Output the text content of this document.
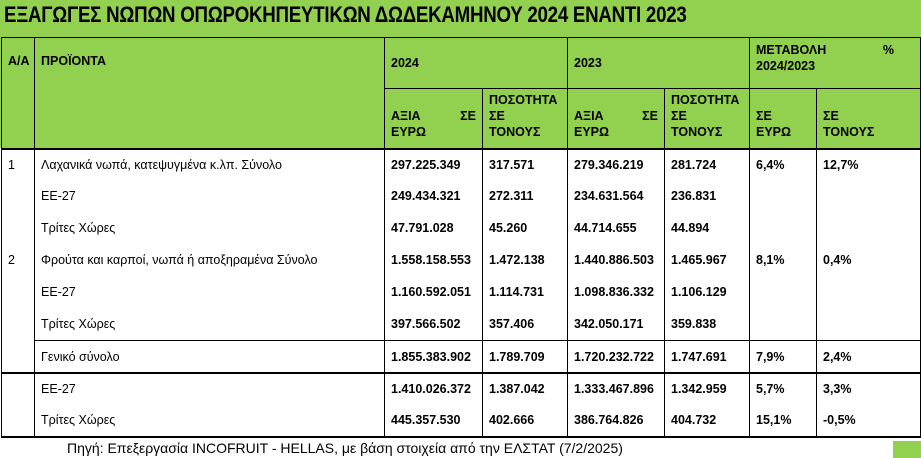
ΕΞΑΓΩΓΕΣ ΝΩΠΩΝ ΟΠΩΡΟΚΗΠΕΥΤΙΚΩΝ ΔΩΔΕΚΑΜΗΝΟΥ 2024 ΕΝΑΝΤΙ 2023
Α/Α ΠΡΟΪΟΝΤΑ	2024	2023
ΜΕΤΑΒΟΛΗ	%
2024/2023
ΑΞΙΑ	ΣΕ
ΕΥΡΩ
ΠΟΣΟΤΗΤΑ
ΣΕ
ΤΟΝΟΥΣ
ΑΞΙΑ	ΣΕ
ΕΥΡΩ
ΠΟΣΟΤΗΤΑ
ΣΕ
ΤΟΝΟΥΣ
ΣΕ
ΕΥΡΩ
ΣΕ
ΤΟΝΟΥΣ
1	Λαχανικά νωπά, κατεψυγμένα κ.λπ. Σύνολο	297.225.349	317.571	279.346.219	281.724	6,4%	12,7%
ΕΕ-27	249.434.321	272.311	234.631.564	236.831
Τρίτες Χώρες	47.791.028	45.260	44.714.655	44.894
2	Φρούτα και καρποί, νωπά ή αποξηραμένα Σύνολο	1.558.158.553	1.472.138	1.440.886.503	1.465.967	8,1%	0,4%
ΕΕ-27	1.160.592.051	1.114.731	1.098.836.332	1.106.129
Τρίτες Χώρες	397.566.502	357.406	342.050.171	359.838
Γενικό σύνολο	1.855.383.902	1.789.709	1.720.232.722	1.747.691	7,9%	2,4%
ΕΕ-27	1.410.026.372	1.387.042	1.333.467.896	1.342.959	5,7%	3,3%
Τρίτες Χώρες	445.357.530	402.666	386.764.826	404.732	15,1%	-0,5%
Πηγή: Επεξεργασία INCOFRUIT - HELLAS, με βάση στοιχεία από την ΕΛΣΤΑΤ (7/2/2025)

▶ Written exercise
Transcribe each entry above exactly, apart from the pictures.

▶ Written reply
Output the text content of this document.
ΕΞΑΓΩΓΕΣ ΝΩΠΩΝ ΟΠΩΡΟΚΗΠΕΥΤΙΚΩΝ ΔΩΔΕΚΑΜΗΝΟΥ 2024 ΕΝΑΝΤΙ 2023
Α/Α ΠΡΟΪΟΝΤΑ	2024	2023
ΜΕΤΑΒΟΛΗ	%
2024/2023
ΑΞΙΑ	ΣΕ
ΕΥΡΩ
ΠΟΣΟΤΗΤΑ
ΣΕ
ΤΟΝΟΥΣ
ΑΞΙΑ	ΣΕ
ΕΥΡΩ
ΠΟΣΟΤΗΤΑ
ΣΕ
ΤΟΝΟΥΣ
ΣΕ
ΕΥΡΩ
ΣΕ
ΤΟΝΟΥΣ
1	Λαχανικά νωπά, κατεψυγμένα κ.λπ. Σύνολο	297.225.349	317.571	279.346.219	281.724	6,4%	12,7%
ΕΕ-27	249.434.321	272.311	234.631.564	236.831
Τρίτες Χώρες	47.791.028	45.260	44.714.655	44.894
2	Φρούτα και καρποί, νωπά ή αποξηραμένα Σύνολο	1.558.158.553	1.472.138	1.440.886.503	1.465.967	8,1%	0,4%
ΕΕ-27	1.160.592.051	1.114.731	1.098.836.332	1.106.129
Τρίτες Χώρες	397.566.502	357.406	342.050.171	359.838
Γενικό σύνολο	1.855.383.902	1.789.709	1.720.232.722	1.747.691	7,9%	2,4%
ΕΕ-27	1.410.026.372	1.387.042	1.333.467.896	1.342.959	5,7%	3,3%
Τρίτες Χώρες	445.357.530	402.666	386.764.826	404.732	15,1%	-0,5%
Πηγή: Επεξεργασία INCOFRUIT - HELLAS, με βάση στοιχεία από την ΕΛΣΤΑΤ (7/2/2025)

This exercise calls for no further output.